[EXERCISE DIRECTIONS]:
In the material below, identify each line bearing the word "rise". Reproduce those lines.

[Data records]:
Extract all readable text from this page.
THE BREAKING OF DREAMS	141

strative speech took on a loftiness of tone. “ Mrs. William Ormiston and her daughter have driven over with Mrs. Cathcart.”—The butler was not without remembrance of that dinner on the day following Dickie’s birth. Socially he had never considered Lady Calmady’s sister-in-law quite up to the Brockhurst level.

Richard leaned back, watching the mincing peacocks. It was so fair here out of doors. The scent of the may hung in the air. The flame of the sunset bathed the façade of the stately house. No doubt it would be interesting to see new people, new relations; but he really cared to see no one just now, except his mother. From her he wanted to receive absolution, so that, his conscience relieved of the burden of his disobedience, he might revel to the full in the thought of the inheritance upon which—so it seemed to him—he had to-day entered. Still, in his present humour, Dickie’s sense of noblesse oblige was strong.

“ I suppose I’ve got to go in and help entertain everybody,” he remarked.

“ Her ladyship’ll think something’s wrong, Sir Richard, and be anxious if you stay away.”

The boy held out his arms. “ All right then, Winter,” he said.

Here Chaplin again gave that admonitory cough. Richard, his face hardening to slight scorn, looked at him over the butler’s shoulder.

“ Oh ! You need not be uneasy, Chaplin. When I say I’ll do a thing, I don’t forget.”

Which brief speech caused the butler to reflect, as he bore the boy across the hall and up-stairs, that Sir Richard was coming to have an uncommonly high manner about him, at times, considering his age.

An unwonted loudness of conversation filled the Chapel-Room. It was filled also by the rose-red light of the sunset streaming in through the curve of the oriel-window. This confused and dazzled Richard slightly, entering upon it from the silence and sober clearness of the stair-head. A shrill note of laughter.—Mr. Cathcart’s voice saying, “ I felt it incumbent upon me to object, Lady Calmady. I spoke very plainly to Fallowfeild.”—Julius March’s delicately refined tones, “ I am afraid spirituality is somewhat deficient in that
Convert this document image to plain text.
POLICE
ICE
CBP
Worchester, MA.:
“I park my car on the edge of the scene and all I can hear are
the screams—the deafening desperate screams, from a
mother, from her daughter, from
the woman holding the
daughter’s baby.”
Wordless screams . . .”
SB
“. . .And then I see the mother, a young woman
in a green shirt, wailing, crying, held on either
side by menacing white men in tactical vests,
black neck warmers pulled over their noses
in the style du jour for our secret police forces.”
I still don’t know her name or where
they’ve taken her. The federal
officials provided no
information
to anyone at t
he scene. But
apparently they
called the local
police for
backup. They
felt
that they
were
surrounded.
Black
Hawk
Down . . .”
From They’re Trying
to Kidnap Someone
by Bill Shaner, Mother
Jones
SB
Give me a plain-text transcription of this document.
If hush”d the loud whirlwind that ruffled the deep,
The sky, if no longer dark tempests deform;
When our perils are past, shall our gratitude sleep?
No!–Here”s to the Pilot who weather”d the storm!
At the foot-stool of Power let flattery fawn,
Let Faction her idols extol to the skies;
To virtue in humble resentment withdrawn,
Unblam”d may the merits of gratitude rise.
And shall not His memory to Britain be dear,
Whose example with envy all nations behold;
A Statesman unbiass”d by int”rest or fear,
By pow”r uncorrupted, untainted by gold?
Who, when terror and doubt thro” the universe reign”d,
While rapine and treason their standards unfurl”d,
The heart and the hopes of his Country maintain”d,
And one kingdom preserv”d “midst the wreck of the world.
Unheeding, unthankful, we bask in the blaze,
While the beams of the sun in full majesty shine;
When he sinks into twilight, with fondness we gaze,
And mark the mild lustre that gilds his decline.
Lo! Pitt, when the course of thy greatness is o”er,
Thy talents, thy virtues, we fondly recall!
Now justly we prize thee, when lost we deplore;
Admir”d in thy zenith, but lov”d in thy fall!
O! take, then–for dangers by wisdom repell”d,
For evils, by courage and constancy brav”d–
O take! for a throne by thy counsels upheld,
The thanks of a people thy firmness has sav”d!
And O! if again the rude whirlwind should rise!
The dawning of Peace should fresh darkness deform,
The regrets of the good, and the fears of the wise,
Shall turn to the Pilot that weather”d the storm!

[WORKED SOLUTION]:
Unblam”d may the merits of gratitude rise.
And O! if again the rude whirlwind should rise!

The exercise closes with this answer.